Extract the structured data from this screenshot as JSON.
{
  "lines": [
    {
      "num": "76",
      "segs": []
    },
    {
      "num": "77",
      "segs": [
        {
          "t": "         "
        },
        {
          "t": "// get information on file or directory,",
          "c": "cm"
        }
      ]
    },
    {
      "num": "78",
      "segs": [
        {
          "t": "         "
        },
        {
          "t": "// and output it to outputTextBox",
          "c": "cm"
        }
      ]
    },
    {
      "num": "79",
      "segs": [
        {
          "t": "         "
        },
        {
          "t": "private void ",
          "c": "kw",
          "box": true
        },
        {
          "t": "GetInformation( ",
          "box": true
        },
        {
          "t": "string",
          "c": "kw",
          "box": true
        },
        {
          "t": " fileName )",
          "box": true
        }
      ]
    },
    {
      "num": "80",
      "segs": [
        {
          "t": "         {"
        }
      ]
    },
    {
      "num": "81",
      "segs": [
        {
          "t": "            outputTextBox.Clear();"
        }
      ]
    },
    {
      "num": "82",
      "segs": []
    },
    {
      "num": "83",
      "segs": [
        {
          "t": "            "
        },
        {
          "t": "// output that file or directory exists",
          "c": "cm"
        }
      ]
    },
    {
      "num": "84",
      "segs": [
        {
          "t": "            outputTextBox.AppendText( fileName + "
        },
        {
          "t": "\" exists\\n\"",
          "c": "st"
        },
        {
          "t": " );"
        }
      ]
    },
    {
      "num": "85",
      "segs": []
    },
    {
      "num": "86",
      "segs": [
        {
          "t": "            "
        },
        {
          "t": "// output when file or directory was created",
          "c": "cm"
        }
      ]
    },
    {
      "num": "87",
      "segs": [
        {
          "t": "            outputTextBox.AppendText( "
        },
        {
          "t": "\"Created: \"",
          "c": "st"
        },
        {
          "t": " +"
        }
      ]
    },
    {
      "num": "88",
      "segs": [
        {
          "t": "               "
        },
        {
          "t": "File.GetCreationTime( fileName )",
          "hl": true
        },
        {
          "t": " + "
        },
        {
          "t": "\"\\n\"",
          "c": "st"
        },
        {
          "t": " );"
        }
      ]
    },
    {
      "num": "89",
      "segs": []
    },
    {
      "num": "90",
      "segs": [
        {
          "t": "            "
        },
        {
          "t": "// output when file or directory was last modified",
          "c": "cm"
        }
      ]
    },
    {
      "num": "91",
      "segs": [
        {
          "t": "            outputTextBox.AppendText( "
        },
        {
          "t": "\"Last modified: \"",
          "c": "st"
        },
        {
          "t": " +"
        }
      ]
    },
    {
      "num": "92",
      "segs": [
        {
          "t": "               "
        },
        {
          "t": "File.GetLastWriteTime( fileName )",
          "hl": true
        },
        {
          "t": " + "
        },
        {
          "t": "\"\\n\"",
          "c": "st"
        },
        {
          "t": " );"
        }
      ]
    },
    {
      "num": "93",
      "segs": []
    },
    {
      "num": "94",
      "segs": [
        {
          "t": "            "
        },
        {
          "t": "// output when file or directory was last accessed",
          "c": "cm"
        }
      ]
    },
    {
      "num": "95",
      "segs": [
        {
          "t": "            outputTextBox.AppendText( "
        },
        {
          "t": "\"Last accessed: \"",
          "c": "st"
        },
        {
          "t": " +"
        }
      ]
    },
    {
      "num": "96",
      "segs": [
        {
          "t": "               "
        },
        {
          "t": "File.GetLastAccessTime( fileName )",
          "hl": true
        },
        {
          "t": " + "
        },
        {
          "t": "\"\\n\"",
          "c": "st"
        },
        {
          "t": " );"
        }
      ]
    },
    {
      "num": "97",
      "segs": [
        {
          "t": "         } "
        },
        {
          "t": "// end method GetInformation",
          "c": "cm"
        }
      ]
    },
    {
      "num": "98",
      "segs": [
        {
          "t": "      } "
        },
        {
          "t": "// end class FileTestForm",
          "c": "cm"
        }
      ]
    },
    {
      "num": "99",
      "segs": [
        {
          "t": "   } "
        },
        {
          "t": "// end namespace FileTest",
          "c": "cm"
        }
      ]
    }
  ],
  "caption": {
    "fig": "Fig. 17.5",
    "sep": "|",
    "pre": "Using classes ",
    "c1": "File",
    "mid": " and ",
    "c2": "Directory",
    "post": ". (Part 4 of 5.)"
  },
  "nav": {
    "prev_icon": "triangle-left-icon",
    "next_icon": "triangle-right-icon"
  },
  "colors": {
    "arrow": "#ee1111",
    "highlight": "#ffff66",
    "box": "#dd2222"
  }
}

[What you are asked to do]:
Return each line of the data exactly as written above.

[Written reply]:
Extract the structured data from this screenshot as JSON.
{
  "lines": [
    {
      "num": "76",
      "segs": []
    },
    {
      "num": "77",
      "segs": [
        {
          "t": "         "
        },
        {
          "t": "// get information on file or directory,",
          "c": "cm"
        }
      ]
    },
    {
      "num": "78",
      "segs": [
        {
          "t": "         "
        },
        {
          "t": "// and output it to outputTextBox",
          "c": "cm"
        }
      ]
    },
    {
      "num": "79",
      "segs": [
        {
          "t": "         "
        },
        {
          "t": "private void ",
          "c": "kw",
          "box": true
        },
        {
          "t": "GetInformation( ",
          "box": true
        },
        {
          "t": "string",
          "c": "kw",
          "box": true
        },
        {
          "t": " fileName )",
          "box": true
        }
      ]
    },
    {
      "num": "80",
      "segs": [
        {
          "t": "         {"
        }
      ]
    },
    {
      "num": "81",
      "segs": [
        {
          "t": "            outputTextBox.Clear();"
        }
      ]
    },
    {
      "num": "82",
      "segs": []
    },
    {
      "num": "83",
      "segs": [
        {
          "t": "            "
        },
        {
          "t": "// output that file or directory exists",
          "c": "cm"
        }
      ]
    },
    {
      "num": "84",
      "segs": [
        {
          "t": "            outputTextBox.AppendText( fileName + "
        },
        {
          "t": "\" exists\\n\"",
          "c": "st"
        },
        {
          "t": " );"
        }
      ]
    },
    {
      "num": "85",
      "segs": []
    },
    {
      "num": "86",
      "segs": [
        {
          "t": "            "
        },
        {
          "t": "// output when file or directory was created",
          "c": "cm"
        }
      ]
    },
    {
      "num": "87",
      "segs": [
        {
          "t": "            outputTextBox.AppendText( "
        },
        {
          "t": "\"Created: \"",
          "c": "st"
        },
        {
          "t": " +"
        }
      ]
    },
    {
      "num": "88",
      "segs": [
        {
          "t": "               "
        },
        {
          "t": "File.GetCreationTime( fileName )",
          "hl": true
        },
        {
          "t": " + "
        },
        {
          "t": "\"\\n\"",
          "c": "st"
        },
        {
          "t": " );"
        }
      ]
    },
    {
      "num": "89",
      "segs": []
    },
    {
      "num": "90",
      "segs": [
        {
          "t": "            "
        },
        {
          "t": "// output when file or directory was last modified",
          "c": "cm"
        }
      ]
    },
    {
      "num": "91",
      "segs": [
        {
          "t": "            outputTextBox.AppendText( "
        },
        {
          "t": "\"Last modified: \"",
          "c": "st"
        },
        {
          "t": " +"
        }
      ]
    },
    {
      "num": "92",
      "segs": [
        {
          "t": "               "
        },
        {
          "t": "File.GetLastWriteTime( fileName )",
          "hl": true
        },
        {
          "t": " + "
        },
        {
          "t": "\"\\n\"",
          "c": "st"
        },
        {
          "t": " );"
        }
      ]
    },
    {
      "num": "93",
      "segs": []
    },
    {
      "num": "94",
      "segs": [
        {
          "t": "            "
        },
        {
          "t": "// output when file or directory was last accessed",
          "c": "cm"
        }
      ]
    },
    {
      "num": "95",
      "segs": [
        {
          "t": "            outputTextBox.AppendText( "
        },
        {
          "t": "\"Last accessed: \"",
          "c": "st"
        },
        {
          "t": " +"
        }
      ]
    },
    {
      "num": "96",
      "segs": [
        {
          "t": "               "
        },
        {
          "t": "File.GetLastAccessTime( fileName )",
          "hl": true
        },
        {
          "t": " + "
        },
        {
          "t": "\"\\n\"",
          "c": "st"
        },
        {
          "t": " );"
        }
      ]
    },
    {
      "num": "97",
      "segs": [
        {
          "t": "         } "
        },
        {
          "t": "// end method GetInformation",
          "c": "cm"
        }
      ]
    },
    {
      "num": "98",
      "segs": [
        {
          "t": "      } "
        },
        {
          "t": "// end class FileTestForm",
          "c": "cm"
        }
      ]
    },
    {
      "num": "99",
      "segs": [
        {
          "t": "   } "
        },
        {
          "t": "// end namespace FileTest",
          "c": "cm"
        }
      ]
    }
  ],
  "caption": {
    "fig": "Fig. 17.5",
    "sep": "|",
    "pre": "Using classes ",
    "c1": "File",
    "mid": " and ",
    "c2": "Directory",
    "post": ". (Part 4 of 5.)"
  },
  "nav": {
    "prev_icon": "triangle-left-icon",
    "next_icon": "triangle-right-icon"
  },
  "colors": {
    "arrow": "#ee1111",
    "highlight": "#ffff66",
    "box": "#dd2222"
  }
}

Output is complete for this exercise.